Exercise aim:
Could you write out every entry exactly as it stands?

Records provided:
::::
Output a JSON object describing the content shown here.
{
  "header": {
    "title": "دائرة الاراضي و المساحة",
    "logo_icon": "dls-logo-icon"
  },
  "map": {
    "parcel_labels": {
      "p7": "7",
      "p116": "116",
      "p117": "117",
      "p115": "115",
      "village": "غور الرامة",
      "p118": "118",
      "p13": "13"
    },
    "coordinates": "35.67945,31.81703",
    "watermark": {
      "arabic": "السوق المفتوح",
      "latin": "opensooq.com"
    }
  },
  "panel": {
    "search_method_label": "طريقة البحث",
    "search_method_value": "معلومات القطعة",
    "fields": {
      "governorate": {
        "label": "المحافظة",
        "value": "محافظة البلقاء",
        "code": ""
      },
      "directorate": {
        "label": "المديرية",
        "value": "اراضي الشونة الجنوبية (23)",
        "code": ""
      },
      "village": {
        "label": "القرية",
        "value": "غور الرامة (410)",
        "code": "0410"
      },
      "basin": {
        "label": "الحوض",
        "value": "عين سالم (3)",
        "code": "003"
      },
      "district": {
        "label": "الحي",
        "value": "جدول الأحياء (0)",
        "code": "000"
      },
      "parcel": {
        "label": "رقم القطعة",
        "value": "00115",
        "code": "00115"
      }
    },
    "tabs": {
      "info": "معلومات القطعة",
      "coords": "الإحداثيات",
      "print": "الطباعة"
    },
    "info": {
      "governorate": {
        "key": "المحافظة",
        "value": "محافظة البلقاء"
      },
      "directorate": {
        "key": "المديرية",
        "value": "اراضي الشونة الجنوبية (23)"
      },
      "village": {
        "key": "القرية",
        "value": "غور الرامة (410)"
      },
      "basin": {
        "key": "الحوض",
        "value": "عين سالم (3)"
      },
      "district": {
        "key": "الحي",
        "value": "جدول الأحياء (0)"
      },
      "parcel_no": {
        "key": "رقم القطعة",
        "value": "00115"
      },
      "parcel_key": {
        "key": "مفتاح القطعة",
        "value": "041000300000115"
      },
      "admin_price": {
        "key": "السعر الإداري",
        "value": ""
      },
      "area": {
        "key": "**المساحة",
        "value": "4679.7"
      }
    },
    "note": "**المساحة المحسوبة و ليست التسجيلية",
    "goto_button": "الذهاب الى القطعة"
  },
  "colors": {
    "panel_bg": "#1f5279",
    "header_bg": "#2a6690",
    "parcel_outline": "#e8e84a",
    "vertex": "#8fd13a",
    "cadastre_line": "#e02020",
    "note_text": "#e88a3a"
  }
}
::::
Solution:
Output a JSON object describing the content shown here.
{
  "header": {
    "title": "دائرة الاراضي و المساحة",
    "logo_icon": "dls-logo-icon"
  },
  "map": {
    "parcel_labels": {
      "p7": "7",
      "p116": "116",
      "p117": "117",
      "p115": "115",
      "village": "غور الرامة",
      "p118": "118",
      "p13": "13"
    },
    "coordinates": "35.67945,31.81703",
    "watermark": {
      "arabic": "السوق المفتوح",
      "latin": "opensooq.com"
    }
  },
  "panel": {
    "search_method_label": "طريقة البحث",
    "search_method_value": "معلومات القطعة",
    "fields": {
      "governorate": {
        "label": "المحافظة",
        "value": "محافظة البلقاء",
        "code": ""
      },
      "directorate": {
        "label": "المديرية",
        "value": "اراضي الشونة الجنوبية (23)",
        "code": ""
      },
      "village": {
        "label": "القرية",
        "value": "غور الرامة (410)",
        "code": "0410"
      },
      "basin": {
        "label": "الحوض",
        "value": "عين سالم (3)",
        "code": "003"
      },
      "district": {
        "label": "الحي",
        "value": "جدول الأحياء (0)",
        "code": "000"
      },
      "parcel": {
        "label": "رقم القطعة",
        "value": "00115",
        "code": "00115"
      }
    },
    "tabs": {
      "info": "معلومات القطعة",
      "coords": "الإحداثيات",
      "print": "الطباعة"
    },
    "info": {
      "governorate": {
        "key": "المحافظة",
        "value": "محافظة البلقاء"
      },
      "directorate": {
        "key": "المديرية",
        "value": "اراضي الشونة الجنوبية (23)"
      },
      "village": {
        "key": "القرية",
        "value": "غور الرامة (410)"
      },
      "basin": {
        "key": "الحوض",
        "value": "عين سالم (3)"
      },
      "district": {
        "key": "الحي",
        "value": "جدول الأحياء (0)"
      },
      "parcel_no": {
        "key": "رقم القطعة",
        "value": "00115"
      },
      "parcel_key": {
        "key": "مفتاح القطعة",
        "value": "041000300000115"
      },
      "admin_price": {
        "key": "السعر الإداري",
        "value": ""
      },
      "area": {
        "key": "**المساحة",
        "value": "4679.7"
      }
    },
    "note": "**المساحة المحسوبة و ليست التسجيلية",
    "goto_button": "الذهاب الى القطعة"
  },
  "colors": {
    "panel_bg": "#1f5279",
    "header_bg": "#2a6690",
    "parcel_outline": "#e8e84a",
    "vertex": "#8fd13a",
    "cadastre_line": "#e02020",
    "note_text": "#e88a3a"
  }
}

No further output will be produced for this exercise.